I- Em matéria de acidentes de trabalho, a regra é a da responsabilidade da entidade patronal, sendo excepcionais todas as normas que a excluem, devendo, por isso, ser interpretadas relativamente.
II- Serviço de curta duração será o que dura algumas horas ou alguns dias, sem que essas horas, ou esses dias, somados ultrapassem uma semana.
III- Se o serviço for de corta duração mas for prestado em actividade que tenha por objecto exploração lucrativa, a exclusão do direito à reparação não se verifica.
IV- Se se provar que o serviço que a vítima prestava no dia do acidente era retribuído, presume-se que a mesma estava na dependência económica da pessoa em proveito da qual prestava serviço.
V- A esta cabe o ónus de provar que o sinistrado não estava na sua dependência económica, não relevando para tal o facto de o sinistrado estar dependente economicamente de várias outras pessoas a quem presta serviços.
VI- Tal facto (de prestação de serviços a diversas pessoas) confirma que o sinistrado dependia economicamente da demandada, a qual, em virtude do acidente se ter verificado ao seu serviço, terá de ser responsabilizada pelas consequências do mesmo, em função do salário médio mensal que aquele auferia de todas as entidades a quem prestava serviço.
* * *
▶ ENUNCIADO A
De acordo com o texto sobre acidentes de trabalho, quanto tempo dura um serviço de curta duração?
▶ ENUNCIADO B
Devolva, sem qualquer alteração, tudo o que vai de "IV- Se se provar" até "qual prestava serviço." no texto sobre acidentes de trabalho.

▶ DADOS EXTRAÍDOS
* * *
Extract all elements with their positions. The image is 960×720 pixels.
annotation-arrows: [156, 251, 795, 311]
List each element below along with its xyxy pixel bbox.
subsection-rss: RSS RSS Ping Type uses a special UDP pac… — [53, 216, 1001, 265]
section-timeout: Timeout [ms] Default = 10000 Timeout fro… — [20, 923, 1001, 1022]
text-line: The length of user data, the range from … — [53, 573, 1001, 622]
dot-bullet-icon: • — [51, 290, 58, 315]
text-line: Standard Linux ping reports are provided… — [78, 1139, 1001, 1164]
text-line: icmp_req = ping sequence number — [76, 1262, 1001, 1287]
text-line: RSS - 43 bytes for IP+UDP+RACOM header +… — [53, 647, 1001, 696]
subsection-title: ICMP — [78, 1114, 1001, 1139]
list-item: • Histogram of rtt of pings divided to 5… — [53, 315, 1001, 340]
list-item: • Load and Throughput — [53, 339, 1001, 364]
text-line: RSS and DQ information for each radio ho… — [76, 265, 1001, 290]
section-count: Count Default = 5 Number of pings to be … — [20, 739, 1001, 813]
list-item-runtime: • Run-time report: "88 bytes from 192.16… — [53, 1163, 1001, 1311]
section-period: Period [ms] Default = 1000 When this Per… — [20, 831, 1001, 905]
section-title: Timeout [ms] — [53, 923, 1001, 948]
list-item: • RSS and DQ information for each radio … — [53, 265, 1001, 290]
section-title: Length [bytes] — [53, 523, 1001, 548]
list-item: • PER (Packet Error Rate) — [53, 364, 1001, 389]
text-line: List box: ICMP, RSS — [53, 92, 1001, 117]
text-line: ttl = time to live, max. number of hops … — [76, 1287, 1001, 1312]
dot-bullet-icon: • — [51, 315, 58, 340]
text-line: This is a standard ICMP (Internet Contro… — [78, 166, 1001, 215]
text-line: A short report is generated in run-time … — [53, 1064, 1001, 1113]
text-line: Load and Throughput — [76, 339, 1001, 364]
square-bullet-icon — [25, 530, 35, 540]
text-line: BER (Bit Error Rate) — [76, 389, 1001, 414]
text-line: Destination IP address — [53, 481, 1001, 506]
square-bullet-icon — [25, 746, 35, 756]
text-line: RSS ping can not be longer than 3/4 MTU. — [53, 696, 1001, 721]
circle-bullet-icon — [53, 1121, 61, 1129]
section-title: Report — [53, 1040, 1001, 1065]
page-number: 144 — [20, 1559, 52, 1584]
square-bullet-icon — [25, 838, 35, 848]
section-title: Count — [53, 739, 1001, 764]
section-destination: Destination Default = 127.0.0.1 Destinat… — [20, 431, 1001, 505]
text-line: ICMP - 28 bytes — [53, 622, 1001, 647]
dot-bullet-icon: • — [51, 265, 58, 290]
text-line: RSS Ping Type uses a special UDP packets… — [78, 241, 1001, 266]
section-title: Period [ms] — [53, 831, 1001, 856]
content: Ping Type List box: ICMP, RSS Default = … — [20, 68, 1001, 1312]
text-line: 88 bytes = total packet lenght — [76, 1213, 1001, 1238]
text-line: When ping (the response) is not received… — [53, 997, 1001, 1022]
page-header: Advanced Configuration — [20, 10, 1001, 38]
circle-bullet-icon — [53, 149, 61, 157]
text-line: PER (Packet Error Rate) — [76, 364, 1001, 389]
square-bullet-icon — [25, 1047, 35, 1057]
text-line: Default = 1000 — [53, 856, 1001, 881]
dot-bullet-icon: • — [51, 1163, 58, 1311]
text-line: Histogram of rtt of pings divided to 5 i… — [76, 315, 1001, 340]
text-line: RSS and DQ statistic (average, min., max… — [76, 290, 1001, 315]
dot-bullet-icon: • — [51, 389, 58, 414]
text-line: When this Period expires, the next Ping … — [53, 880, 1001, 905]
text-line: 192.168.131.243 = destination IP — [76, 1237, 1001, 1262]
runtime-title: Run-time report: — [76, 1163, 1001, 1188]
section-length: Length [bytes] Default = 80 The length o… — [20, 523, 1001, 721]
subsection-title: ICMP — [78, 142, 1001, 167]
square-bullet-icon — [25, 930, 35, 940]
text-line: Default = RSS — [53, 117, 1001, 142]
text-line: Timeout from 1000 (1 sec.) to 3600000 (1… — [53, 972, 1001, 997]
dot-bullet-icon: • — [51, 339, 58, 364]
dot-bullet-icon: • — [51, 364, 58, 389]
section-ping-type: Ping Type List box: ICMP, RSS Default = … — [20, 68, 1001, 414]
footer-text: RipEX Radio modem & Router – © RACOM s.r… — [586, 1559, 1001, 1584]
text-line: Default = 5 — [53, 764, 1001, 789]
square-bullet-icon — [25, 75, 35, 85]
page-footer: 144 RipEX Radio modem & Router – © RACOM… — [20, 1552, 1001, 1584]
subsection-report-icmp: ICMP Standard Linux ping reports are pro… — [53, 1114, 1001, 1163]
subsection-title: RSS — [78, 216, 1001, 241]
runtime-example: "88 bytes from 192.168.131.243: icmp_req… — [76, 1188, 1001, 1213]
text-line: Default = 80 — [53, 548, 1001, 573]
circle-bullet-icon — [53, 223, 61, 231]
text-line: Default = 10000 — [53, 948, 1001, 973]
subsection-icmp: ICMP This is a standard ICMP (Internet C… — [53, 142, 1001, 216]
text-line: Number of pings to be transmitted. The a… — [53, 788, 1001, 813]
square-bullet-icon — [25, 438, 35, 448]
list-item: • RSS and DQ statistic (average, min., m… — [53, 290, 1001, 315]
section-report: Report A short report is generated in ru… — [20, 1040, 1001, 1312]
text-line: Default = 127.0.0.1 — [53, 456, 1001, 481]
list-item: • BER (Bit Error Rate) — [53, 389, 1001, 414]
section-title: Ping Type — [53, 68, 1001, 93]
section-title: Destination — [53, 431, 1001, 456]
* * *
▶ RESOLUÇÃO A
Dura algumas horas ou alguns dias, sem que esses dias ou horas, somados, ultrapassem uma semana.

▶ RESOLUÇÃO B
IV- Se se provar que o serviço que a vítima prestava no dia do acidente era retribuído, presume-se que a mesma estava na dependência económica da pessoa em proveito da qual prestava serviço.